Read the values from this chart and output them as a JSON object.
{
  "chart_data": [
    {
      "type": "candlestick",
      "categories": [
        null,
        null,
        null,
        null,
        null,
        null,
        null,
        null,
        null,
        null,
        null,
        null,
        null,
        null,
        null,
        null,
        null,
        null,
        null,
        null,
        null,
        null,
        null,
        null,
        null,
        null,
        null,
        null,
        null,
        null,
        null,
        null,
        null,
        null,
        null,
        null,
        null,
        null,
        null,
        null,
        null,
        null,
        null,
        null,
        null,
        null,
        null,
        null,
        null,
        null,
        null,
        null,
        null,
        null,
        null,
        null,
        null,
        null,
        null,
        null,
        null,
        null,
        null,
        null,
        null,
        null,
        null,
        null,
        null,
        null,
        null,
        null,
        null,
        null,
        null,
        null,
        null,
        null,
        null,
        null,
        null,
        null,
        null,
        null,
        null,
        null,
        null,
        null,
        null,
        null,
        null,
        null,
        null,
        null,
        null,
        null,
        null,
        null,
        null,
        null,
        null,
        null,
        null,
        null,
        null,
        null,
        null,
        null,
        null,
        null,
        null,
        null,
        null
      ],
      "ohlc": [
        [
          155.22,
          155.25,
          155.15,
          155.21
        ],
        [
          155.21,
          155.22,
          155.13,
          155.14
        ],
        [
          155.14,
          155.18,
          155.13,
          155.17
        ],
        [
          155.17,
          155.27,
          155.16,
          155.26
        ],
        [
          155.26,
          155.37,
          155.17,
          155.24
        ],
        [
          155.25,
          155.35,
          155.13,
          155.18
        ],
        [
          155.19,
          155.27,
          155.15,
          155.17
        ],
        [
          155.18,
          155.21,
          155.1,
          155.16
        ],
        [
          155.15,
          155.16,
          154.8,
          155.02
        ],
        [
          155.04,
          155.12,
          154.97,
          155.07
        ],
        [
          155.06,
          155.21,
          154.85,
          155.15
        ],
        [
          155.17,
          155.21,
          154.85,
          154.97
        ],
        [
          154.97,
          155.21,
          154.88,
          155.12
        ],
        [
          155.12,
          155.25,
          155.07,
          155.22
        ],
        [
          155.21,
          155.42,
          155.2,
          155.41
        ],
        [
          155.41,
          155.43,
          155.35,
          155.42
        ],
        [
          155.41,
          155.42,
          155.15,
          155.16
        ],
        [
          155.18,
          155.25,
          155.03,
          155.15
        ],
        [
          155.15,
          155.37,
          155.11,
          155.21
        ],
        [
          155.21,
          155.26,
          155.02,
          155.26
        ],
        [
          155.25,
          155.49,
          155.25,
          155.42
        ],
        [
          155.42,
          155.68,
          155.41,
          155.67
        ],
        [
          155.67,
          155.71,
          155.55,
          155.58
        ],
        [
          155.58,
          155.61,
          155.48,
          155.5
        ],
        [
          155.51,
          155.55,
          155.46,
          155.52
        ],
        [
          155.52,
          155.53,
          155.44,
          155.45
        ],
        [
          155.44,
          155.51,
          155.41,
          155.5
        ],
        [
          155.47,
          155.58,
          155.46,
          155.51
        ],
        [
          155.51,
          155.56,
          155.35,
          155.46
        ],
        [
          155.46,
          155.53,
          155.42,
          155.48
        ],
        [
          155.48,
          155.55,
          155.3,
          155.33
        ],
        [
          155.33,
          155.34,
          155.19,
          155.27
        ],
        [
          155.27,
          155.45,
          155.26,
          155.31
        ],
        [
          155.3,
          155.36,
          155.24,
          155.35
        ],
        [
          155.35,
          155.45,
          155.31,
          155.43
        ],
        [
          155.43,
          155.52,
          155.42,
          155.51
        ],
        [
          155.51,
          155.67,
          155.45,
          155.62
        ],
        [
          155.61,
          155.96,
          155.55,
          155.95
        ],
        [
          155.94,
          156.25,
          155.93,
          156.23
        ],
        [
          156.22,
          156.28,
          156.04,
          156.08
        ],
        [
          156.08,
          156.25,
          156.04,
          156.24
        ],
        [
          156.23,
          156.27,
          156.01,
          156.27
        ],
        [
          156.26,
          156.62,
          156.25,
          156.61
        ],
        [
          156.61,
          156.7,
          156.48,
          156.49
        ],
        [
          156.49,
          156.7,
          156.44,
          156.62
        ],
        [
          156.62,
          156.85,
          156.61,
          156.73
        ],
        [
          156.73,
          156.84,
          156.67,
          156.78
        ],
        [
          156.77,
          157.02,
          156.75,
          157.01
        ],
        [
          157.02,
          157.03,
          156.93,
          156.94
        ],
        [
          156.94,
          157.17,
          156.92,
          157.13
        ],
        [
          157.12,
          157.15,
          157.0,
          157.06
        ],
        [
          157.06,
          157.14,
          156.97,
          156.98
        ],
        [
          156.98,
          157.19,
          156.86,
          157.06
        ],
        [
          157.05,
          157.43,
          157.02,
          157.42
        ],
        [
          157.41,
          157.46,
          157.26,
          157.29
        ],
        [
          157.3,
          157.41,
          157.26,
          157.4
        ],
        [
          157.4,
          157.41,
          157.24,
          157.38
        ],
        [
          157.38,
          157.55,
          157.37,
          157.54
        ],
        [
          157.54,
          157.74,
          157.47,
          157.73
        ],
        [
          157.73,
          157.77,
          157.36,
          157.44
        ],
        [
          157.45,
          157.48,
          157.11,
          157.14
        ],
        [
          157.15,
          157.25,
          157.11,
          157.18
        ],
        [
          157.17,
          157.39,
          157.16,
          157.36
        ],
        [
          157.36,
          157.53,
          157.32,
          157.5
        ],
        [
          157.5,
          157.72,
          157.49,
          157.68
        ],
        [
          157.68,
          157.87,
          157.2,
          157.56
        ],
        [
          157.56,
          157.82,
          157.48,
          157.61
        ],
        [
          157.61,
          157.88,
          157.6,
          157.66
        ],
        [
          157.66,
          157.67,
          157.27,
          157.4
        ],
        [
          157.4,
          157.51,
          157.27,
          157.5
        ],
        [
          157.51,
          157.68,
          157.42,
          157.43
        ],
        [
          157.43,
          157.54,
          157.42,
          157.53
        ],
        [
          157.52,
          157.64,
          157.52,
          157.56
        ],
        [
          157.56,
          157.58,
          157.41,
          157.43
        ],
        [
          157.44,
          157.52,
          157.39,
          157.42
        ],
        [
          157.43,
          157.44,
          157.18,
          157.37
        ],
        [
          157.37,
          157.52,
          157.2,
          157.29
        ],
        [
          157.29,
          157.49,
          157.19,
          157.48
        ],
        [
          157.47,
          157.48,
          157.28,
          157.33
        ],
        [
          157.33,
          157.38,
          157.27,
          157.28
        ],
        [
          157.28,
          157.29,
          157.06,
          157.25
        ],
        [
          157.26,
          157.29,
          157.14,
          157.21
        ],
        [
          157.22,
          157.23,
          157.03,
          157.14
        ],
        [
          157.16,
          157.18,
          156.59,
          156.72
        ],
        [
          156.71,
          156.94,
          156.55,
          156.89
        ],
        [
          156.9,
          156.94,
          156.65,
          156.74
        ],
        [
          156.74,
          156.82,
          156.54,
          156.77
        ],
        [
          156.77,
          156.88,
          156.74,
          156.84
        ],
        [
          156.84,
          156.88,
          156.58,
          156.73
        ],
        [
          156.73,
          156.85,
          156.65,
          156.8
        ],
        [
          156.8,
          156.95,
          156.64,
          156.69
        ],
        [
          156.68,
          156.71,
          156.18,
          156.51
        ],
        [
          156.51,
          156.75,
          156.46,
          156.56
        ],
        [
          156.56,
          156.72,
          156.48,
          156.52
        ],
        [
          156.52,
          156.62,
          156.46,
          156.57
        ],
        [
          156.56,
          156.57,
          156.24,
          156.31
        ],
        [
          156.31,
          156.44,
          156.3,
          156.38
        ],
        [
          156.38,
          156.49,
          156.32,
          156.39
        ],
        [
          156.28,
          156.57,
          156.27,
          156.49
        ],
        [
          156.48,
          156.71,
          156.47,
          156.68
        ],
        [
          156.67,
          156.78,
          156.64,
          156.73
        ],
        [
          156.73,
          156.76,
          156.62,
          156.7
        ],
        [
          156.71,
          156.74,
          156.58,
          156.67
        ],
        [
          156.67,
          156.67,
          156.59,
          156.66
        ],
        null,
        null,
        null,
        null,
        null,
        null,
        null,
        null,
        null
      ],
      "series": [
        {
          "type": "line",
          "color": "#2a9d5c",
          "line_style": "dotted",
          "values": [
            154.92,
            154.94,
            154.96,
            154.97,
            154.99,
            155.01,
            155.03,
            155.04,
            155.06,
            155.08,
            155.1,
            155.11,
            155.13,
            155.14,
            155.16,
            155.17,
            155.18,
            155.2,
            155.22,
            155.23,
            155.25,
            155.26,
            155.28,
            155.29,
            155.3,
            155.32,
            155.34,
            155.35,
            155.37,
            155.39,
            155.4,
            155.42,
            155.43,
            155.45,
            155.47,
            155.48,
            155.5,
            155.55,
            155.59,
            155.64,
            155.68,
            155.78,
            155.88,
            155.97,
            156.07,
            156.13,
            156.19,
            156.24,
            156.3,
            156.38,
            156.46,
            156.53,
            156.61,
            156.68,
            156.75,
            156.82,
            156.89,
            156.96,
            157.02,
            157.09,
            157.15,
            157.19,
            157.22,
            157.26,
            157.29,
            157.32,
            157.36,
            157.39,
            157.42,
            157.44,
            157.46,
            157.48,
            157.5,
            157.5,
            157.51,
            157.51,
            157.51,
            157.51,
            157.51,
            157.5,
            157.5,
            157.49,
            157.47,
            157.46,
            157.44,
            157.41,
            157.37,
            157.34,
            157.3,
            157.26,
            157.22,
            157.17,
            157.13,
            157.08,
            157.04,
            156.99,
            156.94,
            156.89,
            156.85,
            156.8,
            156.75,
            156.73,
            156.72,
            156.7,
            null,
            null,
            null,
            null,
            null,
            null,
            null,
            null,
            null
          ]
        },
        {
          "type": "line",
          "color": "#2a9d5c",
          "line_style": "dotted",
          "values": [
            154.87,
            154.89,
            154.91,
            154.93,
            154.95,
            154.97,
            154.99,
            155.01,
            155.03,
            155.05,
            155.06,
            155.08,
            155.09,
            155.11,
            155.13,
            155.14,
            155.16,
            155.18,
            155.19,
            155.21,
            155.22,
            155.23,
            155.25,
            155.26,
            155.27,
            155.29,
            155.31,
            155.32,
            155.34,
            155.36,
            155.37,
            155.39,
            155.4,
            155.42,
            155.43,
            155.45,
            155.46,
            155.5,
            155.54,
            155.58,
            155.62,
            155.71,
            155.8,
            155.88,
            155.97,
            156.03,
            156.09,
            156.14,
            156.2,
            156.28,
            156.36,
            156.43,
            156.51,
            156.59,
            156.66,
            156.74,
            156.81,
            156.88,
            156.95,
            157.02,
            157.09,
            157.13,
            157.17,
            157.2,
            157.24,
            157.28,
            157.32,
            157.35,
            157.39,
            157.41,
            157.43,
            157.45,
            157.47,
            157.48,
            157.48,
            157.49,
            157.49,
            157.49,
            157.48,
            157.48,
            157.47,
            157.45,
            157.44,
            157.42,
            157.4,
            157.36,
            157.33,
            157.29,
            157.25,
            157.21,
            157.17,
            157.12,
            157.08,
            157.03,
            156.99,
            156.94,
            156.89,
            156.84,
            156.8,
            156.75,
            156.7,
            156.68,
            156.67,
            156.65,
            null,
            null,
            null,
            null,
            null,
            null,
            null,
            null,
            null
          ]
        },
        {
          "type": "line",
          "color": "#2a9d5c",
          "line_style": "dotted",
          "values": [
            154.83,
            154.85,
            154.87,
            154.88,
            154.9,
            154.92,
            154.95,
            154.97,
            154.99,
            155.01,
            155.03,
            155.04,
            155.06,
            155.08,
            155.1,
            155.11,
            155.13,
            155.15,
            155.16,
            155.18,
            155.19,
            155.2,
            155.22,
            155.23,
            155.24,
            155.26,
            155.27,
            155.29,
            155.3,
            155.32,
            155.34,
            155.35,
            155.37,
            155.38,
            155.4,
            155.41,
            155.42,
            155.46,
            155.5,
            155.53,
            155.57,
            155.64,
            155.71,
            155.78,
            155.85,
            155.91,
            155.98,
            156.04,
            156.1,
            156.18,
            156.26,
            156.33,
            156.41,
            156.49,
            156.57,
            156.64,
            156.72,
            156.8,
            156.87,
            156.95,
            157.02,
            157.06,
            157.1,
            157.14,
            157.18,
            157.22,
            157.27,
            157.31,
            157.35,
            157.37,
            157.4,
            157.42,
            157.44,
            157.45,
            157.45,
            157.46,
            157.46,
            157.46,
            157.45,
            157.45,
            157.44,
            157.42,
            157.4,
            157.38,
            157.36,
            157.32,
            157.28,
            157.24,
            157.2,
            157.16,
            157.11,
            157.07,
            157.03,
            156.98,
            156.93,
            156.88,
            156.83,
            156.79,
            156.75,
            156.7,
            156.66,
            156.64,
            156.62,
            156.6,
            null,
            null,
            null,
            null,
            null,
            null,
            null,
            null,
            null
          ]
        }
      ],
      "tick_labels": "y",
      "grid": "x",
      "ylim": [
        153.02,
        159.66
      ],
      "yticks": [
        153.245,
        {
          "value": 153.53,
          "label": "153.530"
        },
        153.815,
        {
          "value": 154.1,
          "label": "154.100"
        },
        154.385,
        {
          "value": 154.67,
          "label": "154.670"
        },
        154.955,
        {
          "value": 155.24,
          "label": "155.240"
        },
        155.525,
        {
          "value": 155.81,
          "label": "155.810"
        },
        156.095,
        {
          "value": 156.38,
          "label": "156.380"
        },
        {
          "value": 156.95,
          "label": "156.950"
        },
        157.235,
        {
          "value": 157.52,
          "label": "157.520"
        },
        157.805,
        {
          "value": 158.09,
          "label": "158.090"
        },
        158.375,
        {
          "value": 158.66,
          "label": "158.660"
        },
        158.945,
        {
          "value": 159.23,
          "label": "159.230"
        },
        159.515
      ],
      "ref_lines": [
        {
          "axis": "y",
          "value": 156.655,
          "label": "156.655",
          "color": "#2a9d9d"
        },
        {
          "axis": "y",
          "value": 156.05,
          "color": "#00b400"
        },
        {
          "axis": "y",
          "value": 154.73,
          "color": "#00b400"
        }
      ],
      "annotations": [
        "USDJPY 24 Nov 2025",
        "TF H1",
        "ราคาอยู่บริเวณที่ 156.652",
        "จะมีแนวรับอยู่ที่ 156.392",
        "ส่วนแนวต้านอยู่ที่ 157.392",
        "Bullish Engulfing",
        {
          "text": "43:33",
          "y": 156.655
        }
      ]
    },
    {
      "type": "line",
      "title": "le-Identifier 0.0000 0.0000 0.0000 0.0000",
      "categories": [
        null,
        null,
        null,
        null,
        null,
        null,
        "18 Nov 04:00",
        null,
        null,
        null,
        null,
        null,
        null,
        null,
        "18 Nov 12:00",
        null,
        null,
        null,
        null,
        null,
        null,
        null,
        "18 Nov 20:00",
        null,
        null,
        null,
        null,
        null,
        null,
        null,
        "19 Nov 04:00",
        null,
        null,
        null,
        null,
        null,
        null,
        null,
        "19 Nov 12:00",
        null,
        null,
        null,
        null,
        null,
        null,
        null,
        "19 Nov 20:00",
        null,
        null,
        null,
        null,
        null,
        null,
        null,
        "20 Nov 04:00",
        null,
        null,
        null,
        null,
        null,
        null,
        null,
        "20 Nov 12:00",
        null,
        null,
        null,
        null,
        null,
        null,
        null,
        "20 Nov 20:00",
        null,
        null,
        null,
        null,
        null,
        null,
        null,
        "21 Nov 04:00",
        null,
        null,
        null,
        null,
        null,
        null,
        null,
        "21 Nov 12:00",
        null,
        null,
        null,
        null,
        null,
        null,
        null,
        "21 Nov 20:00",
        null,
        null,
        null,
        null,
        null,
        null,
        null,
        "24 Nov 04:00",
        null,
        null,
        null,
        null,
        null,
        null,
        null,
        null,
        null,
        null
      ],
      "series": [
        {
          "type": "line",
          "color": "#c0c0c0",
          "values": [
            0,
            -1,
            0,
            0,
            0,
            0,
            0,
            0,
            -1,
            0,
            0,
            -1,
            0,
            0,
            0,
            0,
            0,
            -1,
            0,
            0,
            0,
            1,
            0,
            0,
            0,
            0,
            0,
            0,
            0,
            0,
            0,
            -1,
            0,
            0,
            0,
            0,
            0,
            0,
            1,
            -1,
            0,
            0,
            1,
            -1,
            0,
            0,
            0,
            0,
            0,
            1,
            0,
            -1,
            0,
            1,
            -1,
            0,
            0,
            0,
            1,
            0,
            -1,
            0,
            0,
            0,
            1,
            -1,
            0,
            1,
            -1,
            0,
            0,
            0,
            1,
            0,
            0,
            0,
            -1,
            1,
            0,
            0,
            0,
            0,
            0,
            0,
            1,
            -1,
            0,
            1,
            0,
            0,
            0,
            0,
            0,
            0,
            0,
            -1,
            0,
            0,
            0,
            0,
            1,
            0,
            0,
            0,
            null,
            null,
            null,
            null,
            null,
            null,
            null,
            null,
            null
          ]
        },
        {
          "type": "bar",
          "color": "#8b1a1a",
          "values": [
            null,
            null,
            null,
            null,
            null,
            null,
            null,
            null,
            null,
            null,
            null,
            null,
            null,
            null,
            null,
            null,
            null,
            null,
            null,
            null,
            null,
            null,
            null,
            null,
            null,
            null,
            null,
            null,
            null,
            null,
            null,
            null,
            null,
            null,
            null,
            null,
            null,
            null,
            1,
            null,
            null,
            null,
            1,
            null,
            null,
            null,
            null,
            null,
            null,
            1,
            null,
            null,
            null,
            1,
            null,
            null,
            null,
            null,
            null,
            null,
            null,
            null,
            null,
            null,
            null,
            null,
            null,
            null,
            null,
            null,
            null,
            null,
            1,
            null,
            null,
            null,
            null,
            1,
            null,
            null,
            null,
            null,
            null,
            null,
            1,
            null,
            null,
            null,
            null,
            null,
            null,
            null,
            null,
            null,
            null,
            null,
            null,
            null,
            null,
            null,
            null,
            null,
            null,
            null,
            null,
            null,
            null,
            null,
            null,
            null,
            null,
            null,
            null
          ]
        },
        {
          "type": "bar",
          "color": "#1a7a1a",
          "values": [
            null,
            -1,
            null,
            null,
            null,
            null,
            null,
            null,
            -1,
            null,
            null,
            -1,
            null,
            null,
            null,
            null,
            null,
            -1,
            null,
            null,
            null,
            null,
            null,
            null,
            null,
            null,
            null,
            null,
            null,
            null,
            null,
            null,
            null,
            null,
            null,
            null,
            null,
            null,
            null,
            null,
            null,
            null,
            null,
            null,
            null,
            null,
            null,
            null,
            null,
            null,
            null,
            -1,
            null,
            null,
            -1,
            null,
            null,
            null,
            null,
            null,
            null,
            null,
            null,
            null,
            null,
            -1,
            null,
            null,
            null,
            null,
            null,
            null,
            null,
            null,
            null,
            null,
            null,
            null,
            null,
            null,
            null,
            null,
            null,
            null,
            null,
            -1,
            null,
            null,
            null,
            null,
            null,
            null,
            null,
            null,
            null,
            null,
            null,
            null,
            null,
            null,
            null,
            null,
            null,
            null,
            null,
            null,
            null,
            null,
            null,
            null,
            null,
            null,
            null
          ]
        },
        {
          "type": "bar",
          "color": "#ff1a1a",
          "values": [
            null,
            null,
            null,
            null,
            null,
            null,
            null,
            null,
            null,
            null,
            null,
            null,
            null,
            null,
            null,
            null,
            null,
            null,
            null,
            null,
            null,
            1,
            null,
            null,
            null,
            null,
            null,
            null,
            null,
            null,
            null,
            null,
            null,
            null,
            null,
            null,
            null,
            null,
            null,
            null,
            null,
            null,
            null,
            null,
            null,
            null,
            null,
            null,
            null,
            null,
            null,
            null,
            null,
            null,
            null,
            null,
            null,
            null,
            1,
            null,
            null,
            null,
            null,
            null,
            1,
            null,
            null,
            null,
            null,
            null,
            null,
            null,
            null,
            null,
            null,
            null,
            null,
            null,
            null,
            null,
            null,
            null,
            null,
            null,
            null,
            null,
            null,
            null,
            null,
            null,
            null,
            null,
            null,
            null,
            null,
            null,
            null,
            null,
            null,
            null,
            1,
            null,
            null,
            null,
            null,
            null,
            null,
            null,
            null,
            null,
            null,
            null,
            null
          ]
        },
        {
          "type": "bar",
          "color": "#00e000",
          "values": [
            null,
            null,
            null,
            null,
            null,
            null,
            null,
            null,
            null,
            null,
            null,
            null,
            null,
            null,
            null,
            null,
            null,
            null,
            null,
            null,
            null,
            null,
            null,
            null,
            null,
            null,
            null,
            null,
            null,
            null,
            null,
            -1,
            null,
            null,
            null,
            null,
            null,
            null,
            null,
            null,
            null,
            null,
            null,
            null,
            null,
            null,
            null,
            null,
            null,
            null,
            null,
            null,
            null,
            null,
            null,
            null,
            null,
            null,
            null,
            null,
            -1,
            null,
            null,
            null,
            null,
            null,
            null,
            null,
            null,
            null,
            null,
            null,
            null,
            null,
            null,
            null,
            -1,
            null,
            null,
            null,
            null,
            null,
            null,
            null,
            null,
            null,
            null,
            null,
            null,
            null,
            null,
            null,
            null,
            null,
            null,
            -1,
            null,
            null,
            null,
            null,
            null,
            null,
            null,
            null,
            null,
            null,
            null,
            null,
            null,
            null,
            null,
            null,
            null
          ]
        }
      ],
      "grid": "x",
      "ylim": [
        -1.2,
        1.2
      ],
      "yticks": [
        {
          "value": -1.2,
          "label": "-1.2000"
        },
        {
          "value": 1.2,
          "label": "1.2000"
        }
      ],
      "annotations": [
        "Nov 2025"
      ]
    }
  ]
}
════════
Task description:
Pick out and copy the lines of the material that include the word "color".

Finished task:
          "color": "#2a9d5c",
          "color": "#2a9d5c",
          "color": "#2a9d5c",
          "color": "#2a9d9d"
          "color": "#00b400"
          "color": "#00b400"
          "color": "#c0c0c0",
          "color": "#8b1a1a",
          "color": "#1a7a1a",
          "color": "#ff1a1a",
          "color": "#00e000",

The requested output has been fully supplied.